_Requirement_. Report every line below that holds the word "pressure".

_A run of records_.
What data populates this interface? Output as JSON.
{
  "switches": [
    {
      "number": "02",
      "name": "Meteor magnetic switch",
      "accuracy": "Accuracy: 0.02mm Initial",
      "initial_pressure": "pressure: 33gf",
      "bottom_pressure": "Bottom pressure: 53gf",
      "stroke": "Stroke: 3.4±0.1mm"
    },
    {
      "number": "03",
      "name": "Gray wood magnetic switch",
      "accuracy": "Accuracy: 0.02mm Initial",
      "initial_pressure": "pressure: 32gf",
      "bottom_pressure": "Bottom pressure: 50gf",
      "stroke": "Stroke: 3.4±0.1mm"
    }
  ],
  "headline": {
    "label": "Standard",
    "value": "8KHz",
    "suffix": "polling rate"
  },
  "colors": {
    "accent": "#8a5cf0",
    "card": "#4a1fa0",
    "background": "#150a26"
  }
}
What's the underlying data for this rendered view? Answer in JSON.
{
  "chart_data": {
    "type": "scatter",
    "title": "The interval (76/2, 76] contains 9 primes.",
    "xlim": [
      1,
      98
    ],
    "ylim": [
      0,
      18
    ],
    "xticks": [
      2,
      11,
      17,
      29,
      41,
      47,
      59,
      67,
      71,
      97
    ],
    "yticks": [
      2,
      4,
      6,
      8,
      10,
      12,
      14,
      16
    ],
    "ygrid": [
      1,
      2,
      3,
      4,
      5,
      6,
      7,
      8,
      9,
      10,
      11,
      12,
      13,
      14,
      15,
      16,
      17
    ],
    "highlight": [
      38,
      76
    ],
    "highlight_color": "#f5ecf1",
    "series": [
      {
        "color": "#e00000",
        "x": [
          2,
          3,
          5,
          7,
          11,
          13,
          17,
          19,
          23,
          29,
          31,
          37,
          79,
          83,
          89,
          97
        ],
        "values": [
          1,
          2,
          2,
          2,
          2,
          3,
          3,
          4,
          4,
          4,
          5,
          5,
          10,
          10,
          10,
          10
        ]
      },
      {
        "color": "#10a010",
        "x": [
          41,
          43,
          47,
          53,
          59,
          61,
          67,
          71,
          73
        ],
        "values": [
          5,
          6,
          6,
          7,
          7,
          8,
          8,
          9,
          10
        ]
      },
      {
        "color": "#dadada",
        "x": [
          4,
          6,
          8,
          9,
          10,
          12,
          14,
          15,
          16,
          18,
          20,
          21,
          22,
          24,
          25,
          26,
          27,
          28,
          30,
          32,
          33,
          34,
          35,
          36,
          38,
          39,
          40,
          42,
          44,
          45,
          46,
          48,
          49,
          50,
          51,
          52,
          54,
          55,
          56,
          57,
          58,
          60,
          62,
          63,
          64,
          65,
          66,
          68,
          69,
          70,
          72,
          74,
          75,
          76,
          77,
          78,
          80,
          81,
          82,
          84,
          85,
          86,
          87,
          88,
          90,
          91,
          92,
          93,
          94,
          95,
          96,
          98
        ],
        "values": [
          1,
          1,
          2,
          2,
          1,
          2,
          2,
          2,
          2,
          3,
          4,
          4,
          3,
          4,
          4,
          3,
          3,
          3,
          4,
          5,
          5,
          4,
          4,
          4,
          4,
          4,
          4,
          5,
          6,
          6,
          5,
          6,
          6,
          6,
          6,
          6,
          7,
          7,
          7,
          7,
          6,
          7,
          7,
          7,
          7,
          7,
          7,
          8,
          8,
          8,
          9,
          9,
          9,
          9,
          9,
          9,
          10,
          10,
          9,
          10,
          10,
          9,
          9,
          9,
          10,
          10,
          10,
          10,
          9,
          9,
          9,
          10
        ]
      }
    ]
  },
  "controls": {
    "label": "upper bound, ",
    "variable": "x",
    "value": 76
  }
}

_Solved problem_.
      "initial_pressure": "pressure: 33gf",
      "bottom_pressure": "Bottom pressure: 53gf",
      "initial_pressure": "pressure: 32gf",
      "bottom_pressure": "Bottom pressure: 50gf",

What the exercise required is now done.